* **EXERCISE GOAL**:
Pictures should be excluded; otherwise, copy every entry exactly.

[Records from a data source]
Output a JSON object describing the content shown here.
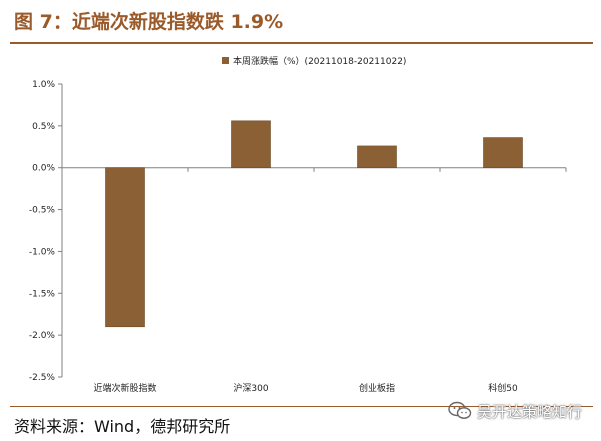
{
  "figure": {
    "title": "图 7：近端次新股指数跌 1.9%",
    "source": "资料来源：Wind，德邦研究所",
    "watermark": "吴开达策略知行"
  },
  "colors": {
    "accent": "#9b5a2a",
    "bar": "#8b6035",
    "bar_edge": "#6e4a26",
    "axis": "#808080",
    "text": "#222222"
  },
  "chart_data": {
    "type": "bar",
    "categories": [
      "近端次新股指数",
      "沪深300",
      "创业板指",
      "科创50"
    ],
    "series": [
      {
        "name": "本周涨跌幅（%）(20211018-20211022)",
        "values": [
          -1.9,
          0.56,
          0.26,
          0.36
        ]
      }
    ],
    "ylim": [
      -2.5,
      1.0
    ],
    "yticks": [
      1.0,
      0.5,
      0.0,
      -0.5,
      -1.0,
      -1.5,
      -2.0,
      -2.5
    ],
    "ytick_labels": [
      "1.0%",
      "0.5%",
      "0.0%",
      "-0.5%",
      "-1.0%",
      "-1.5%",
      "-2.0%",
      "-2.5%"
    ],
    "legend_position": "top",
    "grid": false
  }
}
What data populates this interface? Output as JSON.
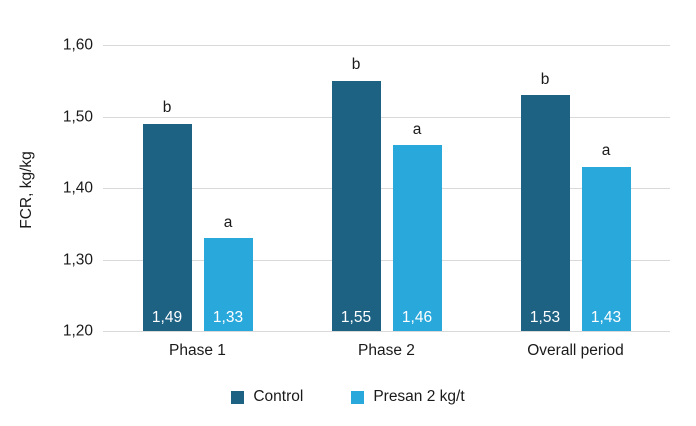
{
  "chart_data": {
    "type": "bar",
    "title": "",
    "categories": [
      "Phase 1",
      "Phase 2",
      "Overall period"
    ],
    "series": [
      {
        "name": "Control",
        "color": "#1d6183",
        "values": [
          1.49,
          1.55,
          1.53
        ],
        "value_labels": [
          "1,49",
          "1,55",
          "1,53"
        ],
        "significance": [
          "b",
          "b",
          "b"
        ]
      },
      {
        "name": "Presan 2 kg/t",
        "color": "#29a8dc",
        "values": [
          1.33,
          1.46,
          1.43
        ],
        "value_labels": [
          "1,33",
          "1,46",
          "1,43"
        ],
        "significance": [
          "a",
          "a",
          "a"
        ]
      }
    ],
    "xlabel": "",
    "ylabel": "FCR, kg/kg",
    "ylim": [
      1.2,
      1.6
    ],
    "yticks": [
      {
        "value": 1.6,
        "label": "1,60"
      },
      {
        "value": 1.5,
        "label": "1,50"
      },
      {
        "value": 1.4,
        "label": "1,40"
      },
      {
        "value": 1.3,
        "label": "1,30"
      },
      {
        "value": 1.2,
        "label": "1,20"
      }
    ],
    "grid": true,
    "gridline_color": "#d9d9d9",
    "text_color": "#1a1a1a",
    "value_label_color": "#ffffff",
    "legend_position": "bottom"
  }
}
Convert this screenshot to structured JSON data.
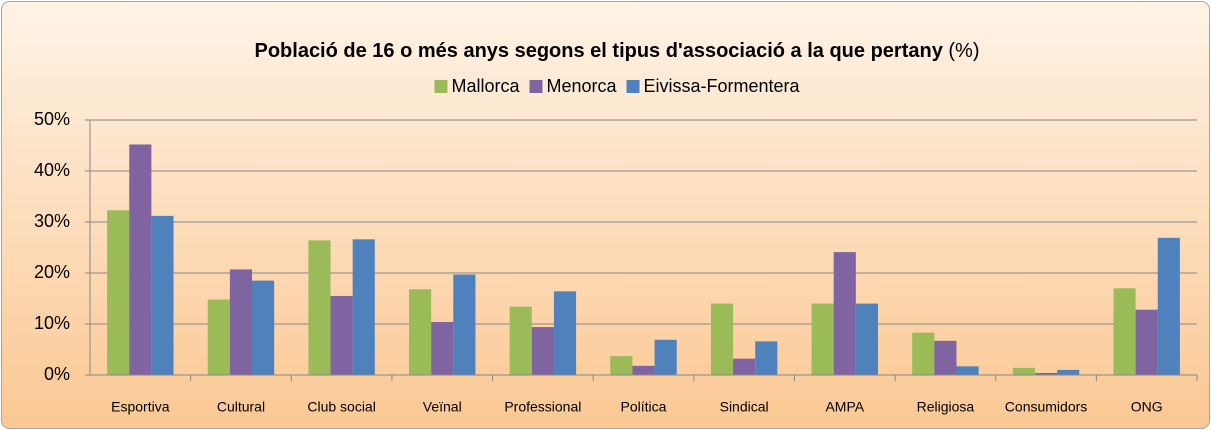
{
  "chart_data": {
    "type": "bar",
    "title": "Població de 16 o més anys segons el tipus d'associació a la que pertany",
    "title_unit": "(%)",
    "categories": [
      "Esportiva",
      "Cultural",
      "Club social",
      "Veïnal",
      "Professional",
      "Política",
      "Sindical",
      "AMPA",
      "Religiosa",
      "Consumidors",
      "ONG"
    ],
    "series": [
      {
        "name": "Mallorca",
        "color": "#9bbb59",
        "values": [
          32.3,
          14.8,
          26.4,
          16.8,
          13.4,
          3.7,
          14.0,
          14.0,
          8.3,
          1.4,
          17.0
        ]
      },
      {
        "name": "Menorca",
        "color": "#8064a2",
        "values": [
          45.2,
          20.7,
          15.5,
          10.4,
          9.4,
          1.8,
          3.2,
          24.1,
          6.7,
          0.4,
          12.8
        ]
      },
      {
        "name": "Eivissa-Formentera",
        "color": "#4f81bd",
        "values": [
          31.2,
          18.5,
          26.6,
          19.7,
          16.4,
          6.9,
          6.6,
          14.0,
          1.7,
          1.0,
          26.9
        ]
      }
    ],
    "ylim": [
      0,
      50
    ],
    "yticks": [
      {
        "value": 0,
        "label": "0%"
      },
      {
        "value": 10,
        "label": "10%"
      },
      {
        "value": 20,
        "label": "20%"
      },
      {
        "value": 30,
        "label": "30%"
      },
      {
        "value": 40,
        "label": "40%"
      },
      {
        "value": 50,
        "label": "50%"
      }
    ],
    "grid": true,
    "legend": "top"
  }
}
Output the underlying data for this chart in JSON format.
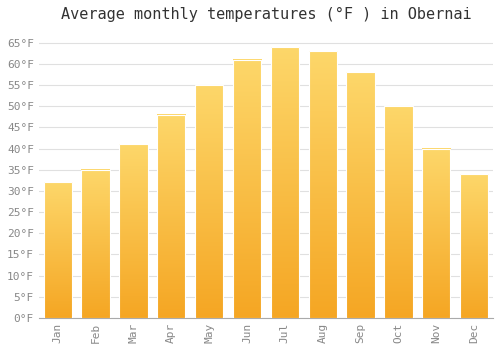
{
  "title": "Average monthly temperatures (°F ) in Obernai",
  "months": [
    "Jan",
    "Feb",
    "Mar",
    "Apr",
    "May",
    "Jun",
    "Jul",
    "Aug",
    "Sep",
    "Oct",
    "Nov",
    "Dec"
  ],
  "values": [
    32,
    35,
    41,
    48,
    55,
    61,
    64,
    63,
    58,
    50,
    40,
    34
  ],
  "bar_color_bottom": "#F5A623",
  "bar_color_top": "#FDD76A",
  "ylim": [
    0,
    68
  ],
  "yticks": [
    0,
    5,
    10,
    15,
    20,
    25,
    30,
    35,
    40,
    45,
    50,
    55,
    60,
    65
  ],
  "background_color": "#FFFFFF",
  "plot_bg_color": "#FFFFFF",
  "grid_color": "#E0E0E0",
  "title_fontsize": 11,
  "tick_fontsize": 8,
  "tick_color": "#888888",
  "font_family": "monospace",
  "bar_width": 0.75
}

* **OUTPUT OF THE TASK**:
Output a JSON object describing the content shown here.
{
  "figure": {
    "title": "图 7：近端次新股指数跌 1.9%",
    "source": "资料来源：Wind，德邦研究所",
    "watermark": "吴开达策略知行"
  },
  "colors": {
    "accent": "#9b5a2a",
    "bar": "#8b6035",
    "bar_edge": "#6e4a26",
    "axis": "#808080",
    "text": "#222222"
  },
  "chart_data": {
    "type": "bar",
    "categories": [
      "近端次新股指数",
      "沪深300",
      "创业板指",
      "科创50"
    ],
    "series": [
      {
        "name": "本周涨跌幅（%）(20211018-20211022)",
        "values": [
          -1.9,
          0.56,
          0.26,
          0.36
        ]
      }
    ],
    "ylim": [
      -2.5,
      1.0
    ],
    "yticks": [
      1.0,
      0.5,
      0.0,
      -0.5,
      -1.0,
      -1.5,
      -2.0,
      -2.5
    ],
    "ytick_labels": [
      "1.0%",
      "0.5%",
      "0.0%",
      "-0.5%",
      "-1.0%",
      "-1.5%",
      "-2.0%",
      "-2.5%"
    ],
    "legend_position": "top",
    "grid": false
  }
}
What data populates this interface? Output as JSON.
{
  "chart_data": {
    "type": "bar",
    "title": "",
    "categories": [
      "Phase 1",
      "Phase 2",
      "Overall period"
    ],
    "series": [
      {
        "name": "Control",
        "color": "#1d6183",
        "values": [
          1.49,
          1.55,
          1.53
        ],
        "value_labels": [
          "1,49",
          "1,55",
          "1,53"
        ],
        "significance": [
          "b",
          "b",
          "b"
        ]
      },
      {
        "name": "Presan 2 kg/t",
        "color": "#29a8dc",
        "values": [
          1.33,
          1.46,
          1.43
        ],
        "value_labels": [
          "1,33",
          "1,46",
          "1,43"
        ],
        "significance": [
          "a",
          "a",
          "a"
        ]
      }
    ],
    "xlabel": "",
    "ylabel": "FCR, kg/kg",
    "ylim": [
      1.2,
      1.6
    ],
    "yticks": [
      {
        "value": 1.6,
        "label": "1,60"
      },
      {
        "value": 1.5,
        "label": "1,50"
      },
      {
        "value": 1.4,
        "label": "1,40"
      },
      {
        "value": 1.3,
        "label": "1,30"
      },
      {
        "value": 1.2,
        "label": "1,20"
      }
    ],
    "grid": true,
    "gridline_color": "#d9d9d9",
    "text_color": "#1a1a1a",
    "value_label_color": "#ffffff",
    "legend_position": "bottom"
  }
}
Convert this screenshot to structured JSON data.
{
  "chart_data": {
    "type": "bar",
    "title": "Població de 16 o més anys segons el tipus d'associació a la que pertany",
    "title_unit": "(%)",
    "categories": [
      "Esportiva",
      "Cultural",
      "Club social",
      "Veïnal",
      "Professional",
      "Política",
      "Sindical",
      "AMPA",
      "Religiosa",
      "Consumidors",
      "ONG"
    ],
    "series": [
      {
        "name": "Mallorca",
        "color": "#9bbb59",
        "values": [
          32.3,
          14.8,
          26.4,
          16.8,
          13.4,
          3.7,
          14.0,
          14.0,
          8.3,
          1.4,
          17.0
        ]
      },
      {
        "name": "Menorca",
        "color": "#8064a2",
        "values": [
          45.2,
          20.7,
          15.5,
          10.4,
          9.4,
          1.8,
          3.2,
          24.1,
          6.7,
          0.4,
          12.8
        ]
      },
      {
        "name": "Eivissa-Formentera",
        "color": "#4f81bd",
        "values": [
          31.2,
          18.5,
          26.6,
          19.7,
          16.4,
          6.9,
          6.6,
          14.0,
          1.7,
          1.0,
          26.9
        ]
      }
    ],
    "ylim": [
      0,
      50
    ],
    "yticks": [
      {
        "value": 0,
        "label": "0%"
      },
      {
        "value": 10,
        "label": "10%"
      },
      {
        "value": 20,
        "label": "20%"
      },
      {
        "value": 30,
        "label": "30%"
      },
      {
        "value": 40,
        "label": "40%"
      },
      {
        "value": 50,
        "label": "50%"
      }
    ],
    "grid": true,
    "legend": "top"
  }
}
Output the underlying data for this chart in JSON format.
{
  "title": "Average monthly temperatures (°F ) in Obernai",
  "months": [
    "Jan",
    "Feb",
    "Mar",
    "Apr",
    "May",
    "Jun",
    "Jul",
    "Aug",
    "Sep",
    "Oct",
    "Nov",
    "Dec"
  ],
  "values": [
    32,
    35,
    41,
    48,
    55,
    61,
    64,
    63,
    58,
    50,
    40,
    34
  ],
  "bar_color_bottom": "#F5A623",
  "bar_color_top": "#FDD76A",
  "ylim": [
    0,
    68
  ],
  "yticks": [
    0,
    5,
    10,
    15,
    20,
    25,
    30,
    35,
    40,
    45,
    50,
    55,
    60,
    65
  ],
  "background_color": "#FFFFFF",
  "plot_bg_color": "#FFFFFF",
  "grid_color": "#E0E0E0",
  "title_fontsize": 11,
  "tick_fontsize": 8,
  "tick_color": "#888888",
  "font_family": "monospace",
  "bar_width": 0.75
}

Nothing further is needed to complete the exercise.